## Requirements
Search the data for the string "their" and extract every line where it appears.

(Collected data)
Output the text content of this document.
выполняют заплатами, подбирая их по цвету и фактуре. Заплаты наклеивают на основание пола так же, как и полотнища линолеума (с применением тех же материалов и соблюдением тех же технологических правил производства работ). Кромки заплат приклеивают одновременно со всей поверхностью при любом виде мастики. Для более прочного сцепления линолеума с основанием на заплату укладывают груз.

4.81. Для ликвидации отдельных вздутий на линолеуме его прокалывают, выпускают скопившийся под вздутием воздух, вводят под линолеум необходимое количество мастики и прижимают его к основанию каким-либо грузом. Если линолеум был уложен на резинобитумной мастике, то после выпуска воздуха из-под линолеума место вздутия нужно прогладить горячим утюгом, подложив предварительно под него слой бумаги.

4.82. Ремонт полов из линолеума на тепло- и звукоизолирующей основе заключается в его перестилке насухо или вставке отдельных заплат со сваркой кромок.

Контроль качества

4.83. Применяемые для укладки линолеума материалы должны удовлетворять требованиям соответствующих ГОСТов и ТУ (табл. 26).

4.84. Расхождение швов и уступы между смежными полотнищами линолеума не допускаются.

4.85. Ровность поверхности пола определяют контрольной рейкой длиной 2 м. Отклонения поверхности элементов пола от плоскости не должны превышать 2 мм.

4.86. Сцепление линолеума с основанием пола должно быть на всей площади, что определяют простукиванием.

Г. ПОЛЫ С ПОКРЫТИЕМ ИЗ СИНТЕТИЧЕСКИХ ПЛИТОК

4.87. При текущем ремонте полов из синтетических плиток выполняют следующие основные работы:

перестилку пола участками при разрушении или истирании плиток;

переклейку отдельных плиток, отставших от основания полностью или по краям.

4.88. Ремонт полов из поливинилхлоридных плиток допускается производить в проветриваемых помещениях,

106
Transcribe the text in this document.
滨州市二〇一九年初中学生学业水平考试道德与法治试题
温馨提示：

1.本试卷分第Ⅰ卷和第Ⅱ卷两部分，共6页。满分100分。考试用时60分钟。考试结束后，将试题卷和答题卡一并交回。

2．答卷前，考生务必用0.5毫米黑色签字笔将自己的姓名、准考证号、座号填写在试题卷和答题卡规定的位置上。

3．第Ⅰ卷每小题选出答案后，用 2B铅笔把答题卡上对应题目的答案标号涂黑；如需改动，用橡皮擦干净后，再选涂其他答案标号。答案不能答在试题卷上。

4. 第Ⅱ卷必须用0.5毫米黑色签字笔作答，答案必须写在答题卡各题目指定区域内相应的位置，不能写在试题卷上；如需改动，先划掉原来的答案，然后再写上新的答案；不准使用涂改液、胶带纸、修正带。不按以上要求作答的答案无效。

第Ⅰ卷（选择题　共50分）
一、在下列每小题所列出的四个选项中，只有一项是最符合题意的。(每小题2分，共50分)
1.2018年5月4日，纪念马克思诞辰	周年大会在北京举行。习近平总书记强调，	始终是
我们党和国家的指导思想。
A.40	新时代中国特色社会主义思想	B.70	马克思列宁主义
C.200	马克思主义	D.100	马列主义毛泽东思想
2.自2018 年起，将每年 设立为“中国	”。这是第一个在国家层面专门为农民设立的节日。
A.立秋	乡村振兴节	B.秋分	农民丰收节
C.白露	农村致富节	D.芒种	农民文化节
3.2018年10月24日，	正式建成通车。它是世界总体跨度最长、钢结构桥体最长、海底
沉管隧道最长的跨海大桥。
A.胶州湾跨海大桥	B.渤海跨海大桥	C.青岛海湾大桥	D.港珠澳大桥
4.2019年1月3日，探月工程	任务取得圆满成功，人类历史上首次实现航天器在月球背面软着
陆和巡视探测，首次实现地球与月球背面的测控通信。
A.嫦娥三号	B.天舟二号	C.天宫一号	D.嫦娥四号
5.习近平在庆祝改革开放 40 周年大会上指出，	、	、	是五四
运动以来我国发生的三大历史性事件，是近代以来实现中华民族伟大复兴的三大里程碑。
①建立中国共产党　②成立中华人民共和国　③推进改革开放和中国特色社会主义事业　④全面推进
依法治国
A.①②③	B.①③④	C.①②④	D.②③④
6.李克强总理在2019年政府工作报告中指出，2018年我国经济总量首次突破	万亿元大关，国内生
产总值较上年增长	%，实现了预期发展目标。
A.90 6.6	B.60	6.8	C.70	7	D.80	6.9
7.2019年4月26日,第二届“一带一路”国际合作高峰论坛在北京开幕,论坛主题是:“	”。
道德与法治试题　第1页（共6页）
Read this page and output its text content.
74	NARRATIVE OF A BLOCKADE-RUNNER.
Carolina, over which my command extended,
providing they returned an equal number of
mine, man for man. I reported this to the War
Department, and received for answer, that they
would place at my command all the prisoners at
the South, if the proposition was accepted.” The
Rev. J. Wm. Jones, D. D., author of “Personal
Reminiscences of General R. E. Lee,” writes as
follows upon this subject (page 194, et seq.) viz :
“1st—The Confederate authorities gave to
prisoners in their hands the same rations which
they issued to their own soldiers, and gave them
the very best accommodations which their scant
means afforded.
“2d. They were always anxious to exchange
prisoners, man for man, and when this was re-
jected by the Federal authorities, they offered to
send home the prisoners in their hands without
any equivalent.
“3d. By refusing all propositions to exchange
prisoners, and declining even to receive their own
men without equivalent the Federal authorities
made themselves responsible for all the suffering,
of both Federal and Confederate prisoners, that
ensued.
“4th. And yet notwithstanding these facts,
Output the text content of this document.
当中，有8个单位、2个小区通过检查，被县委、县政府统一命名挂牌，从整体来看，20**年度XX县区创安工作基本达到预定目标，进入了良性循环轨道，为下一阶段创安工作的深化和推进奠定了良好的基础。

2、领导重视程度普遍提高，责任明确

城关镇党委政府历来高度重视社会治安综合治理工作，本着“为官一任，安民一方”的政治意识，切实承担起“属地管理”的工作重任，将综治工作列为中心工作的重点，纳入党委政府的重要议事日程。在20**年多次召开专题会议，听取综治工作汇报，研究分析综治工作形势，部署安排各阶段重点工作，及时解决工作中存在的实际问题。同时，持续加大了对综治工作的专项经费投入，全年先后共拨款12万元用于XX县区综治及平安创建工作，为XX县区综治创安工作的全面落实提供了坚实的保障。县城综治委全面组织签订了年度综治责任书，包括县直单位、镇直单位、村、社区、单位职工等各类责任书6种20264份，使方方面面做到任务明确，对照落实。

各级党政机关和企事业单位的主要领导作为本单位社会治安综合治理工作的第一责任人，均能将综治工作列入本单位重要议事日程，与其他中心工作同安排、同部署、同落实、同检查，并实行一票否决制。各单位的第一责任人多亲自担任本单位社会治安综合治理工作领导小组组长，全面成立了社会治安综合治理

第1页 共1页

## Result
prisoners in their hands the same rations which
they issued to their own soldiers, and gave them
the very best accommodations which their scant
send home the prisoners in their hands without
prisoners, and declining even to receive their own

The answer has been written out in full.